* To do: Gather up the lines with the word "тяги" in them.

* Exercise materials:

--------

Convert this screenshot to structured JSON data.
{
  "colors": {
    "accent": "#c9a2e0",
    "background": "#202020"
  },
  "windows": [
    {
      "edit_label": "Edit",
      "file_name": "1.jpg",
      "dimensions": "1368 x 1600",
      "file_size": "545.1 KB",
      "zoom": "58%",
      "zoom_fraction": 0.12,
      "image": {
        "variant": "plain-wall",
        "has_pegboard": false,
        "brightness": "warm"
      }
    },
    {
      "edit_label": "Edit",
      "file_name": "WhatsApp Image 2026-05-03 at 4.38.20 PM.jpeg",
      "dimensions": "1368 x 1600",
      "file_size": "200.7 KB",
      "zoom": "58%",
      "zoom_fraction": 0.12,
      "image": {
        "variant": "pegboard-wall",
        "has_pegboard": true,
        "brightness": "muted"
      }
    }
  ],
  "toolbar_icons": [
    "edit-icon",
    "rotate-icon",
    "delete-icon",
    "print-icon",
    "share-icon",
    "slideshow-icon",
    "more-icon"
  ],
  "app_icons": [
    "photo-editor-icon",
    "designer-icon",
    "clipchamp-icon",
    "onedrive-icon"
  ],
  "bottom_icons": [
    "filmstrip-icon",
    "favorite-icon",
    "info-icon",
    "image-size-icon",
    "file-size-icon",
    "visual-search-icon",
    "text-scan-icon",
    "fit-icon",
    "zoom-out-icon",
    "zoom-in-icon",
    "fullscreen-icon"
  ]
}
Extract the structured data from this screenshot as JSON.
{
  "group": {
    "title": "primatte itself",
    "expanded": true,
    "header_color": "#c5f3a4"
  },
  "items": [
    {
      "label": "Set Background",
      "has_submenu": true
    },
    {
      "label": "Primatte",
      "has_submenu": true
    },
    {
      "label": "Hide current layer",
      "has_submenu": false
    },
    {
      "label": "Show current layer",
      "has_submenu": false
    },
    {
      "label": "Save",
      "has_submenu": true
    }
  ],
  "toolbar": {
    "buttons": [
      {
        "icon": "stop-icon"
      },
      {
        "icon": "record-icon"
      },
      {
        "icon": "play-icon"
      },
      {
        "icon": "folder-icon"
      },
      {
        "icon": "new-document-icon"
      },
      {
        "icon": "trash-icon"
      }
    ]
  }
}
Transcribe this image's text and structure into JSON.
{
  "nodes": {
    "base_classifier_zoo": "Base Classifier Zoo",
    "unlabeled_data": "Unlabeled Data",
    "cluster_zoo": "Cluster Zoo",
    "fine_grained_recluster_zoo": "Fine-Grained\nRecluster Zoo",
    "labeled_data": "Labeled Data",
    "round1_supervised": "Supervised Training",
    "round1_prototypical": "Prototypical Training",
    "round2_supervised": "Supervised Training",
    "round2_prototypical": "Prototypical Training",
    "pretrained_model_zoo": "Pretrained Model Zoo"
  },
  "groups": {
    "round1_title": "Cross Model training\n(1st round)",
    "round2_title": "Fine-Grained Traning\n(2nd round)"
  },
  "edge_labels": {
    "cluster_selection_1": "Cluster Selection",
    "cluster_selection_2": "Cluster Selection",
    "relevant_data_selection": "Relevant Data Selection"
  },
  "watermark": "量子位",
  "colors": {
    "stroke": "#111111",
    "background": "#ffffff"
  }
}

--------

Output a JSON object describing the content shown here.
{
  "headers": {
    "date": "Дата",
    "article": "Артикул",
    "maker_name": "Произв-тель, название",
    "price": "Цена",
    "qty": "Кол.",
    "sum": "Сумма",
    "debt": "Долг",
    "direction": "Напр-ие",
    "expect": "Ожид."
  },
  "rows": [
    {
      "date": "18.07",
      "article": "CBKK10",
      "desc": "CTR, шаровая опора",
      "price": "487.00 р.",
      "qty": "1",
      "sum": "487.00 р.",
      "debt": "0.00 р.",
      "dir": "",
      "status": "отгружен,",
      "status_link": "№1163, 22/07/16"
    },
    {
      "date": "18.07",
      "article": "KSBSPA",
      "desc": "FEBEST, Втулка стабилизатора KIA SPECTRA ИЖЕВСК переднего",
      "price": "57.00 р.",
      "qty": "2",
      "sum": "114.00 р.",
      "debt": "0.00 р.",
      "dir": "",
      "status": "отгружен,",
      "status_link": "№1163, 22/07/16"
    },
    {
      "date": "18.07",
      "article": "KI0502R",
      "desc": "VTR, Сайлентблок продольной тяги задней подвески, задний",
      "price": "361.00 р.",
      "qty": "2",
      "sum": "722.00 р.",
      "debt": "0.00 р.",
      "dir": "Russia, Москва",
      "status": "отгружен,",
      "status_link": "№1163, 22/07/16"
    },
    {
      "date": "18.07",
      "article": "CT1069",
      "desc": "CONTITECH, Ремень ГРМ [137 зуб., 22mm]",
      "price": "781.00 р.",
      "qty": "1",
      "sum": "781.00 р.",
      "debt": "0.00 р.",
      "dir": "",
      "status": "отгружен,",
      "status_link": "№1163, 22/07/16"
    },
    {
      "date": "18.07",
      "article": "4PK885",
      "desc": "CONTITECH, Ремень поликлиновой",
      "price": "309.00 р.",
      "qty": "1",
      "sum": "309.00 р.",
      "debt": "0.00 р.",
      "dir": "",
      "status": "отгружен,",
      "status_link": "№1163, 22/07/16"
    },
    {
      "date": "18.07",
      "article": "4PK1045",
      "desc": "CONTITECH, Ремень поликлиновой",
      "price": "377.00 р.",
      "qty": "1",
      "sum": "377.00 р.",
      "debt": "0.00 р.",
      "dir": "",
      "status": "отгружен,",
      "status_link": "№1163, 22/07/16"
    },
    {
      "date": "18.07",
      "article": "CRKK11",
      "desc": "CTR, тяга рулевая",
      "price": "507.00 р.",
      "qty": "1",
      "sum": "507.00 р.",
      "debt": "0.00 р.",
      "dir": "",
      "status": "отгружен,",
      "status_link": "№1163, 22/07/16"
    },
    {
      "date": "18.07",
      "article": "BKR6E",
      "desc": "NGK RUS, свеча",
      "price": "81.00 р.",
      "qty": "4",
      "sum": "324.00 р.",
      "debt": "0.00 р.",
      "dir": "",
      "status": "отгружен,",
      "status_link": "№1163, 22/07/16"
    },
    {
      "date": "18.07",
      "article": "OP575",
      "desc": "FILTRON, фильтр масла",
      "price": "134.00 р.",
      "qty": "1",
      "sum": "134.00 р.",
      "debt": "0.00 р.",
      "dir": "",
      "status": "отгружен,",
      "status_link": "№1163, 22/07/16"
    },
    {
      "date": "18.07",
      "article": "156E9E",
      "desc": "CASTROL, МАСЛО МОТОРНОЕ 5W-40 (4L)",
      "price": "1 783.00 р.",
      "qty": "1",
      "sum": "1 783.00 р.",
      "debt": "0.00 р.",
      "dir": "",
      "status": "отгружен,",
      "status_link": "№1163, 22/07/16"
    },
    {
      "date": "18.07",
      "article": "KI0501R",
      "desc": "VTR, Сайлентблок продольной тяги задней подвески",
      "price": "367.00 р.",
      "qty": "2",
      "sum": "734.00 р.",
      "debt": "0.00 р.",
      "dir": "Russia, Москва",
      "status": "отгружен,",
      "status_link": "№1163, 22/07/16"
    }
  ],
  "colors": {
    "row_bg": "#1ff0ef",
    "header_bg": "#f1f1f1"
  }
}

--------

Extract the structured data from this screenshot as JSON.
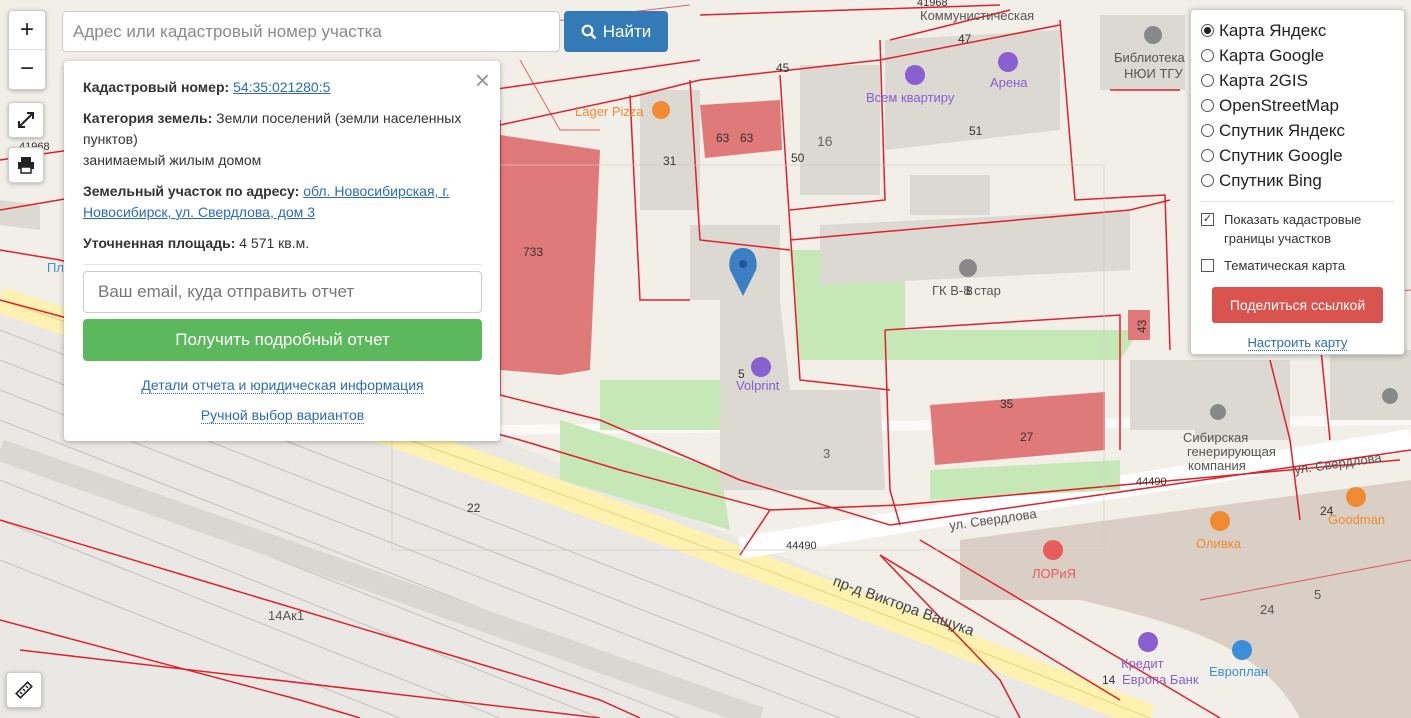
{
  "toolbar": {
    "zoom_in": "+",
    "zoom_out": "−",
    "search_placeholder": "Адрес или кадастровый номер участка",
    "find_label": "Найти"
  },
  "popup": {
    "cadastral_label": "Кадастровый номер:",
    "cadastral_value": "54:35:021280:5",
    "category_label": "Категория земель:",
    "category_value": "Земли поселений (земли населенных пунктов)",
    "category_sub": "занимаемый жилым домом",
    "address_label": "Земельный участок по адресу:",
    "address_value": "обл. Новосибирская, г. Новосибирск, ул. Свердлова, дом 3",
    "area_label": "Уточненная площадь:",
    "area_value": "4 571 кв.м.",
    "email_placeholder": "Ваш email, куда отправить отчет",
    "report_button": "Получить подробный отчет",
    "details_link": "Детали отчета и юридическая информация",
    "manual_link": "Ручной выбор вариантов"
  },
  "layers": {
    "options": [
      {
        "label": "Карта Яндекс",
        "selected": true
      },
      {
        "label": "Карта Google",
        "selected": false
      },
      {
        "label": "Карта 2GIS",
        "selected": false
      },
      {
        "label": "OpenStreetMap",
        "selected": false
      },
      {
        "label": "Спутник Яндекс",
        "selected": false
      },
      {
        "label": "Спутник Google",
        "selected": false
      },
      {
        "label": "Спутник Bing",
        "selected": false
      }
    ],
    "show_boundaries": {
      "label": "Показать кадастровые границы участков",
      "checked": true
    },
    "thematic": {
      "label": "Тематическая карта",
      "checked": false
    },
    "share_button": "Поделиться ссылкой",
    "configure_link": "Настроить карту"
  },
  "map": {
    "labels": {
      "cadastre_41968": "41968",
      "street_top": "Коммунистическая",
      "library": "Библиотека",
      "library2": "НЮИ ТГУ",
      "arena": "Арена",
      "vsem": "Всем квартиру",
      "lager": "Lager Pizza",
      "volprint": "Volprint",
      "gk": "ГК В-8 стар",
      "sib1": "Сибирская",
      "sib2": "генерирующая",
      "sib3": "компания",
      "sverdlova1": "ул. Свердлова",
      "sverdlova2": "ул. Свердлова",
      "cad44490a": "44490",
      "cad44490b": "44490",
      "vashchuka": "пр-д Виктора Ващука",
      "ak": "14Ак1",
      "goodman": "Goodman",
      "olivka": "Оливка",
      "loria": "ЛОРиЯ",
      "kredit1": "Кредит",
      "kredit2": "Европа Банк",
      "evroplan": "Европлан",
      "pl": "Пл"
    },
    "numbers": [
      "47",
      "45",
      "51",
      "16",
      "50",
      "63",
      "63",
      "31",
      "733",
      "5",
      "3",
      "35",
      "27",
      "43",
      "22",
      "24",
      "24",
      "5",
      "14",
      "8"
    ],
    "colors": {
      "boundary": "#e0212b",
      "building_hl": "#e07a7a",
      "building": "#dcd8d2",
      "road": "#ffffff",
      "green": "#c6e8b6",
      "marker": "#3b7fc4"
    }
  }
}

--------

* Written answer:
      "desc": "VTR, Сайлентблок продольной тяги задней подвески, задний",
      "desc": "VTR, Сайлентблок продольной тяги задней подвески",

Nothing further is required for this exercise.